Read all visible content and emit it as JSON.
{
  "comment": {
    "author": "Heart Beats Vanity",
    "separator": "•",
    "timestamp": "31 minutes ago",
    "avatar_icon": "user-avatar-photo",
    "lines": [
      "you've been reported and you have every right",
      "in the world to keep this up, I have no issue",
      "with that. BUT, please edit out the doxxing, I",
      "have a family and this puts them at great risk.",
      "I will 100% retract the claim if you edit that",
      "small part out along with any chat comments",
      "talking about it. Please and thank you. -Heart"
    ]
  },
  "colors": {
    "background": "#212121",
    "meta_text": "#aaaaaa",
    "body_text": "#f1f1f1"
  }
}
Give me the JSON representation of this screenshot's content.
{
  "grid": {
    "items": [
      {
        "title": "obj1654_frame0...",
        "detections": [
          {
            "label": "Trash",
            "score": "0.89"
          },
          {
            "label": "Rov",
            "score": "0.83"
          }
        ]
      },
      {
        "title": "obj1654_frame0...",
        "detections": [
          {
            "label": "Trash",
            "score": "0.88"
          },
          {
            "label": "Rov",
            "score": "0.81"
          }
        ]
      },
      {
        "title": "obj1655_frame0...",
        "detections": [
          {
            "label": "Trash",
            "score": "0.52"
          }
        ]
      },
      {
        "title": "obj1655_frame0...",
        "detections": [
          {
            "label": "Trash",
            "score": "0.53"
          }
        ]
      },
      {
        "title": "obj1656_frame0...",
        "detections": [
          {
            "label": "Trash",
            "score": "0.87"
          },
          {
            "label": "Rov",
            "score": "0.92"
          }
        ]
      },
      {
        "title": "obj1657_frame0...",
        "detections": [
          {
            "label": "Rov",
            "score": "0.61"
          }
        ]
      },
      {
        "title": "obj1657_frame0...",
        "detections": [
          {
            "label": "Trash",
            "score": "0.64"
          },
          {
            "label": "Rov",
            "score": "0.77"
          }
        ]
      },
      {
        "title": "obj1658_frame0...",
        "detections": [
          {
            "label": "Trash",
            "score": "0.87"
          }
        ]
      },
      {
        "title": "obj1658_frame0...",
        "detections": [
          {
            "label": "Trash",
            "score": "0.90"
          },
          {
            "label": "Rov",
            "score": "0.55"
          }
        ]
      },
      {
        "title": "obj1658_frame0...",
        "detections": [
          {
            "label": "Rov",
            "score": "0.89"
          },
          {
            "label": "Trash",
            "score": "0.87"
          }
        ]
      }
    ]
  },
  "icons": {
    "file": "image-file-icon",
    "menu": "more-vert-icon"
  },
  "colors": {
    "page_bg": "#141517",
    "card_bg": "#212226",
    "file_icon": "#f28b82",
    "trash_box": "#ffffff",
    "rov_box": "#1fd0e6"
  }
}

--------------------

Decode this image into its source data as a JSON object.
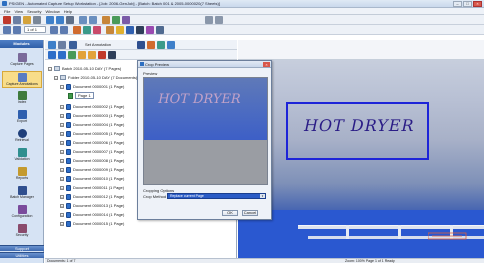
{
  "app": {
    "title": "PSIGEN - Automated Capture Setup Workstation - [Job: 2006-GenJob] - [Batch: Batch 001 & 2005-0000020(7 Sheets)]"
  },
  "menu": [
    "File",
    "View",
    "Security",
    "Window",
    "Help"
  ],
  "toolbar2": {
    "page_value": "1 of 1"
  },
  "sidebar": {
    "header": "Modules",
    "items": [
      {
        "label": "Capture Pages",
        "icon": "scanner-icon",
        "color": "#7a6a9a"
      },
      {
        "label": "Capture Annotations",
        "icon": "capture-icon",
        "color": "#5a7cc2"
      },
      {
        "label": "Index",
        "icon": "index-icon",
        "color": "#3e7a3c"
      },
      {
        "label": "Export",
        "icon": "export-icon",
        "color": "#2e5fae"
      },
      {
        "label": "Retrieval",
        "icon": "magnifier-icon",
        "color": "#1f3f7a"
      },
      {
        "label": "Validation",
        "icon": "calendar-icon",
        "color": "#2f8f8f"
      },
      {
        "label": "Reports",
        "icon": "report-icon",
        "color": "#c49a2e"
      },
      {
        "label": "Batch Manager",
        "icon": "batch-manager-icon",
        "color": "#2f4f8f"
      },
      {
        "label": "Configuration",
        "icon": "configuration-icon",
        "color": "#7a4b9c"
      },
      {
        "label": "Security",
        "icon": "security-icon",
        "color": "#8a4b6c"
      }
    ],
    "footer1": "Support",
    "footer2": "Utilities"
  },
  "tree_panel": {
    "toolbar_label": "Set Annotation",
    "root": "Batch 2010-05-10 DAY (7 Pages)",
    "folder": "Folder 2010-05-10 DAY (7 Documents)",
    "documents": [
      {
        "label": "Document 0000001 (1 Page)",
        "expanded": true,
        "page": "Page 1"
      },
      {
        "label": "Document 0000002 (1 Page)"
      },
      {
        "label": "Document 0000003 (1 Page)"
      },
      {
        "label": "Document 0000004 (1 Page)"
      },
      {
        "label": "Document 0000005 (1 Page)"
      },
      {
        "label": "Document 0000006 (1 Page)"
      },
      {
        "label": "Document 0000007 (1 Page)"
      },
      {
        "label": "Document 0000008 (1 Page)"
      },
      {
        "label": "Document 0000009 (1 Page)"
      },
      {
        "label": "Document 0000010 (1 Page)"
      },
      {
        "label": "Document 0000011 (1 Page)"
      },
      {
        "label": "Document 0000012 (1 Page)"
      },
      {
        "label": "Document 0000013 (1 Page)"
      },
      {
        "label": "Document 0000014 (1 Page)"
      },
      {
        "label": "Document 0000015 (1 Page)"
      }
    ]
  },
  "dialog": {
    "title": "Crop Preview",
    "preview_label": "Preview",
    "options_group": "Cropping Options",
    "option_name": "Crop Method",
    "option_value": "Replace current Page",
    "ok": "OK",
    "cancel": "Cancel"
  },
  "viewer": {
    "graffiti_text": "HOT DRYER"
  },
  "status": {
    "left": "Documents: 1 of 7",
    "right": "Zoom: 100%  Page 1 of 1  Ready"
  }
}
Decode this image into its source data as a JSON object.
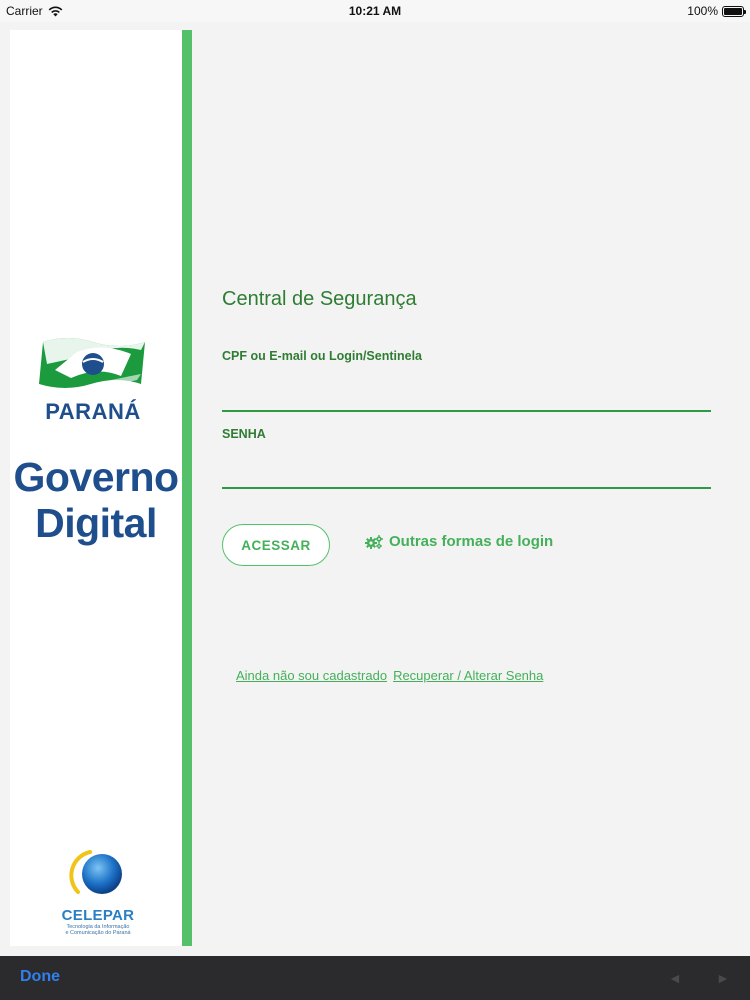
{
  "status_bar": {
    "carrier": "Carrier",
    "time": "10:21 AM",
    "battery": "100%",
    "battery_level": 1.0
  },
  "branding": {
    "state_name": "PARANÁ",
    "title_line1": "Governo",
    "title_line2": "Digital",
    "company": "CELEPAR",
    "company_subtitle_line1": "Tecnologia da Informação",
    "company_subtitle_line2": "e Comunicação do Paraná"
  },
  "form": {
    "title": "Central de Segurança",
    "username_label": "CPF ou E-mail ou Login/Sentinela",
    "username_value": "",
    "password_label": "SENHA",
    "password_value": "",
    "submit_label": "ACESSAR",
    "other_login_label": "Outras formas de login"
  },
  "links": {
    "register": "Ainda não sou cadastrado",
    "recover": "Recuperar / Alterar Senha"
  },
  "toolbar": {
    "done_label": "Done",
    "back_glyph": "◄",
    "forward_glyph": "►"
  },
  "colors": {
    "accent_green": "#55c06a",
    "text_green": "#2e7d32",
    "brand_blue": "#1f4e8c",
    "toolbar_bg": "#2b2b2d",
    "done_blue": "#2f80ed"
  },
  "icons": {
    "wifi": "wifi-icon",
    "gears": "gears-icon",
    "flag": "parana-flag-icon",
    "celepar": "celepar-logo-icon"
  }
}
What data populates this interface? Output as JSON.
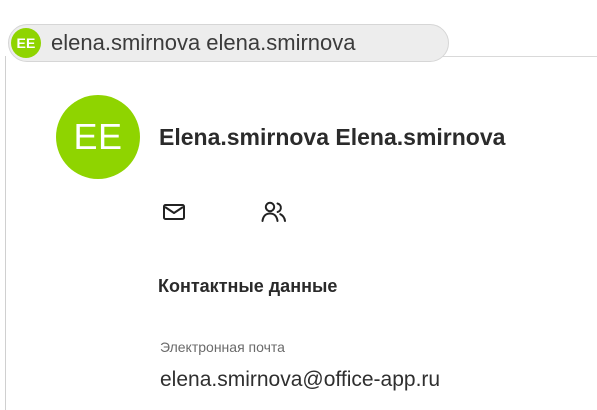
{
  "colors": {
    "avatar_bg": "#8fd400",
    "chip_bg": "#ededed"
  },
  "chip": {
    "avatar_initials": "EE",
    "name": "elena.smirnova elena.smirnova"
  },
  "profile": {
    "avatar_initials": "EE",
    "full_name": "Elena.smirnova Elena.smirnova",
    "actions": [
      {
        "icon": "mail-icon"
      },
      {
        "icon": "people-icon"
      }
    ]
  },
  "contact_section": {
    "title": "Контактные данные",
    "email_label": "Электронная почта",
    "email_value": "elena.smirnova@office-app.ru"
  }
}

--------------------

> [EXERCISE DESCRIPTION]
Copy out each line of the listing that holds "Pages".

> [EXERCISE RESULT]
        "label": "Capture Pages",
    "root": "Batch 2010-05-10 DAY (7 Pages)",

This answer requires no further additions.